= EXERCISE PROMPT =
Locate each line with the string "SILs" in the listing below and copy it.
::::::::::
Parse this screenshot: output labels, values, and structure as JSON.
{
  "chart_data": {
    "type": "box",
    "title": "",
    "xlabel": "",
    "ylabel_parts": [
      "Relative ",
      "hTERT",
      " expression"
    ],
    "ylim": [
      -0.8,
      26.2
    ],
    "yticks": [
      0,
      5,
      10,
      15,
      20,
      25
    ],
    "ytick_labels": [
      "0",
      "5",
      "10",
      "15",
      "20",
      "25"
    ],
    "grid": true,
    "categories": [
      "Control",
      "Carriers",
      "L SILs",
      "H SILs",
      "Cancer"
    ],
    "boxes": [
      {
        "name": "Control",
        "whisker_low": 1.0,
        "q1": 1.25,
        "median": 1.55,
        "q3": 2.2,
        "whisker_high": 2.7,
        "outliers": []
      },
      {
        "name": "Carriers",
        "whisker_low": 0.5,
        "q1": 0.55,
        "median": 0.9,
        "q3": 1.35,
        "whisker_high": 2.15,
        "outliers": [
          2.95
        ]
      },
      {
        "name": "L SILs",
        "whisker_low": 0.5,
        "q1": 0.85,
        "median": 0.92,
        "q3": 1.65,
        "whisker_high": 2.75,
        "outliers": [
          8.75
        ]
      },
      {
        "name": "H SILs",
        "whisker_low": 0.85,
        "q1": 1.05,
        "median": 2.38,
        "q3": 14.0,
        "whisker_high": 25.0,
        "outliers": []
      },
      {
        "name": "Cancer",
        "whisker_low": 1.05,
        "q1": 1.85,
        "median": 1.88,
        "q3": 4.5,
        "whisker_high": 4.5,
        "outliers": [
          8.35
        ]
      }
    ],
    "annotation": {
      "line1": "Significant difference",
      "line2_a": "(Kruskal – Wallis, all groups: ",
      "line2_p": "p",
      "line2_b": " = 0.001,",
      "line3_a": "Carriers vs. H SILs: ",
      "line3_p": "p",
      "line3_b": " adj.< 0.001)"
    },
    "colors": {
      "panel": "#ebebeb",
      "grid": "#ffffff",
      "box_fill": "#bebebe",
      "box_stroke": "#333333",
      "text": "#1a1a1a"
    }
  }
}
::::::::::
= EXERCISE SOLUTION =
      "L SILs",
      "H SILs",
        "name": "L SILs",
        "name": "H SILs",
      "line3_a": "Carriers vs. H SILs: ",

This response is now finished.